■ Task requirements
Transcribe each line of the data below verbatim, preserving every character and the original order.

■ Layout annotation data
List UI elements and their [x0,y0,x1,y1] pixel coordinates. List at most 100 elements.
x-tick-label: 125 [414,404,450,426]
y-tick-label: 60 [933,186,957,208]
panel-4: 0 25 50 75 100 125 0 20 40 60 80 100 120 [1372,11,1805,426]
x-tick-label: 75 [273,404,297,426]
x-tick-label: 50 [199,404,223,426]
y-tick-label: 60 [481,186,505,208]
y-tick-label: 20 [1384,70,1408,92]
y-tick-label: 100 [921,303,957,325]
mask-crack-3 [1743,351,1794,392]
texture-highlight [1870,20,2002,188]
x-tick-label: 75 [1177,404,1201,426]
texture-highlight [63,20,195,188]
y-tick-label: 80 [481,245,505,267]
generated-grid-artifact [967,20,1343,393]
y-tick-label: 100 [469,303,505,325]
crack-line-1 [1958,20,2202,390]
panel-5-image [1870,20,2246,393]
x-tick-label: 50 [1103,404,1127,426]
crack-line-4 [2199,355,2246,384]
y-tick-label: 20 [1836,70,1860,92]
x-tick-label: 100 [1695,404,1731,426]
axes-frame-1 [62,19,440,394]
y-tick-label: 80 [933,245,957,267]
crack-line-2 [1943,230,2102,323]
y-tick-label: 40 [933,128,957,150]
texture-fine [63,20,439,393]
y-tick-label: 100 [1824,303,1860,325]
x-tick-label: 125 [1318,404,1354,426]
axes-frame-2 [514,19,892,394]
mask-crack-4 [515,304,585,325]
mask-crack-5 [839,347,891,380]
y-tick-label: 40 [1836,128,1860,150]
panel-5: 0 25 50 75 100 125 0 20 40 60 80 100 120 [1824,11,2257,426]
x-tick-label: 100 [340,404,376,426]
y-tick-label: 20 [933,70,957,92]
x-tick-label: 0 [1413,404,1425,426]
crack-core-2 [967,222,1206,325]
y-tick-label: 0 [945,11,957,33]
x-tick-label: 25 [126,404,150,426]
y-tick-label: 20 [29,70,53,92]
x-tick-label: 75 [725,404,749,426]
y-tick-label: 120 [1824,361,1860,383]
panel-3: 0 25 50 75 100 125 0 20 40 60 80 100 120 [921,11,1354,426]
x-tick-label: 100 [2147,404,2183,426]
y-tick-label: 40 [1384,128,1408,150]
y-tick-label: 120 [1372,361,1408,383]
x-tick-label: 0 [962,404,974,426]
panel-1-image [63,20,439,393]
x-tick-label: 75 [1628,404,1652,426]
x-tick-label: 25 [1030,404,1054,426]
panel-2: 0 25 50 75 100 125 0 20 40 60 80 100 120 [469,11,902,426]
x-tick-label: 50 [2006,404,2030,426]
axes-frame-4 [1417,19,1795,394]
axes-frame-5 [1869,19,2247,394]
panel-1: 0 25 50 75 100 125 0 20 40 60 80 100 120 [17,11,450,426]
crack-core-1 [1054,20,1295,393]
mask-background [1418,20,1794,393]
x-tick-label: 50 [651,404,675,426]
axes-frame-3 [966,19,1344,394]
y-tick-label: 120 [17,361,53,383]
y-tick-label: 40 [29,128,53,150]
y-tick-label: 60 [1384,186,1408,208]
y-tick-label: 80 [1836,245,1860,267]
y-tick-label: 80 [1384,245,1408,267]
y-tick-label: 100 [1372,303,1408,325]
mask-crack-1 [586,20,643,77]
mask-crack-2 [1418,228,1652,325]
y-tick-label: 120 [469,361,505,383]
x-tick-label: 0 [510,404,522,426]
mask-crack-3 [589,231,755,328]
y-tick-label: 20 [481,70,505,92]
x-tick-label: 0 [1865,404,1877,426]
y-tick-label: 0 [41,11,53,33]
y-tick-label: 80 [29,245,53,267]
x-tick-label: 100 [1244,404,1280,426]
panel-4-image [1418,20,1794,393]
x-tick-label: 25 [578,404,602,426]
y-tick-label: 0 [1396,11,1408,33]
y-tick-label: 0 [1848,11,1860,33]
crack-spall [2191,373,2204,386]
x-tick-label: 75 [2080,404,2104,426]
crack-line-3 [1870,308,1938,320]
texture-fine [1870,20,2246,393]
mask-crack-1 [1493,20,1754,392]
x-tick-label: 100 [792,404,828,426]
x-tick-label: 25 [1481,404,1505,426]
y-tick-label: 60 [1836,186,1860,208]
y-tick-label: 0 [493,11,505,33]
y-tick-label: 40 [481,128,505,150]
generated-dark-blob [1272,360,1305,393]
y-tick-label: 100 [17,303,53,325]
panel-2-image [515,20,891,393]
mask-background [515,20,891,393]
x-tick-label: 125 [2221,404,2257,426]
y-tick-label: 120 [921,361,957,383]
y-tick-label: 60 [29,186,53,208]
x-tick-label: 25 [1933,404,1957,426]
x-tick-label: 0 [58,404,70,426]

■ Result for this exercise
List UI elements and their [x0,y0,x1,y1] pixel coordinates. List at most 100 elements.
x-tick-label: 125 [414,404,450,426]
y-tick-label: 60 [933,186,957,208]
panel-4: 0 25 50 75 100 125 0 20 40 60 80 100 120 [1372,11,1805,426]
x-tick-label: 75 [273,404,297,426]
x-tick-label: 50 [199,404,223,426]
y-tick-label: 60 [481,186,505,208]
y-tick-label: 20 [1384,70,1408,92]
y-tick-label: 100 [921,303,957,325]
mask-crack-3 [1743,351,1794,392]
texture-highlight [1870,20,2002,188]
x-tick-label: 75 [1177,404,1201,426]
texture-highlight [63,20,195,188]
y-tick-label: 80 [481,245,505,267]
generated-grid-artifact [967,20,1343,393]
y-tick-label: 100 [469,303,505,325]
crack-line-1 [1958,20,2202,390]
panel-5-image [1870,20,2246,393]
x-tick-label: 50 [1103,404,1127,426]
crack-line-4 [2199,355,2246,384]
y-tick-label: 20 [1836,70,1860,92]
x-tick-label: 100 [1695,404,1731,426]
axes-frame-1 [62,19,440,394]
y-tick-label: 80 [933,245,957,267]
crack-line-2 [1943,230,2102,323]
y-tick-label: 40 [933,128,957,150]
texture-fine [63,20,439,393]
y-tick-label: 100 [1824,303,1860,325]
x-tick-label: 125 [1318,404,1354,426]
axes-frame-2 [514,19,892,394]
mask-crack-4 [515,304,585,325]
mask-crack-5 [839,347,891,380]
y-tick-label: 40 [1836,128,1860,150]
panel-5: 0 25 50 75 100 125 0 20 40 60 80 100 120 [1824,11,2257,426]
x-tick-label: 100 [340,404,376,426]
y-tick-label: 20 [933,70,957,92]
x-tick-label: 0 [1413,404,1425,426]
crack-core-2 [967,222,1206,325]
y-tick-label: 0 [945,11,957,33]
x-tick-label: 25 [126,404,150,426]
y-tick-label: 20 [29,70,53,92]
x-tick-label: 75 [725,404,749,426]
y-tick-label: 120 [1824,361,1860,383]
panel-3: 0 25 50 75 100 125 0 20 40 60 80 100 120 [921,11,1354,426]
x-tick-label: 100 [2147,404,2183,426]
y-tick-label: 40 [1384,128,1408,150]
y-tick-label: 120 [1372,361,1408,383]
x-tick-label: 0 [962,404,974,426]
panel-1-image [63,20,439,393]
x-tick-label: 75 [1628,404,1652,426]
x-tick-label: 25 [1030,404,1054,426]
panel-2: 0 25 50 75 100 125 0 20 40 60 80 100 120 [469,11,902,426]
x-tick-label: 50 [2006,404,2030,426]
axes-frame-4 [1417,19,1795,394]
axes-frame-5 [1869,19,2247,394]
panel-1: 0 25 50 75 100 125 0 20 40 60 80 100 120 [17,11,450,426]
crack-core-1 [1054,20,1295,393]
mask-background [1418,20,1794,393]
x-tick-label: 50 [651,404,675,426]
axes-frame-3 [966,19,1344,394]
y-tick-label: 120 [17,361,53,383]
y-tick-label: 40 [29,128,53,150]
y-tick-label: 60 [1384,186,1408,208]
y-tick-label: 80 [1836,245,1860,267]
y-tick-label: 80 [1384,245,1408,267]
y-tick-label: 100 [1372,303,1408,325]
mask-crack-1 [586,20,643,77]
mask-crack-2 [1418,228,1652,325]
y-tick-label: 120 [469,361,505,383]
x-tick-label: 0 [510,404,522,426]
mask-crack-3 [589,231,755,328]
y-tick-label: 20 [481,70,505,92]
x-tick-label: 0 [1865,404,1877,426]
y-tick-label: 0 [41,11,53,33]
y-tick-label: 80 [29,245,53,267]
x-tick-label: 100 [1244,404,1280,426]
panel-4-image [1418,20,1794,393]
x-tick-label: 25 [578,404,602,426]
y-tick-label: 0 [1396,11,1408,33]
y-tick-label: 0 [1848,11,1860,33]
crack-spall [2191,373,2204,386]
x-tick-label: 75 [2080,404,2104,426]
crack-line-3 [1870,308,1938,320]
texture-fine [1870,20,2246,393]
mask-crack-1 [1493,20,1754,392]
x-tick-label: 100 [792,404,828,426]
x-tick-label: 25 [1481,404,1505,426]
y-tick-label: 60 [1836,186,1860,208]
y-tick-label: 0 [493,11,505,33]
y-tick-label: 40 [481,128,505,150]
generated-dark-blob [1272,360,1305,393]
y-tick-label: 100 [17,303,53,325]
panel-2-image [515,20,891,393]
mask-background [515,20,891,393]
x-tick-label: 125 [2221,404,2257,426]
y-tick-label: 120 [921,361,957,383]
y-tick-label: 60 [29,186,53,208]
x-tick-label: 25 [1933,404,1957,426]
x-tick-label: 0 [58,404,70,426]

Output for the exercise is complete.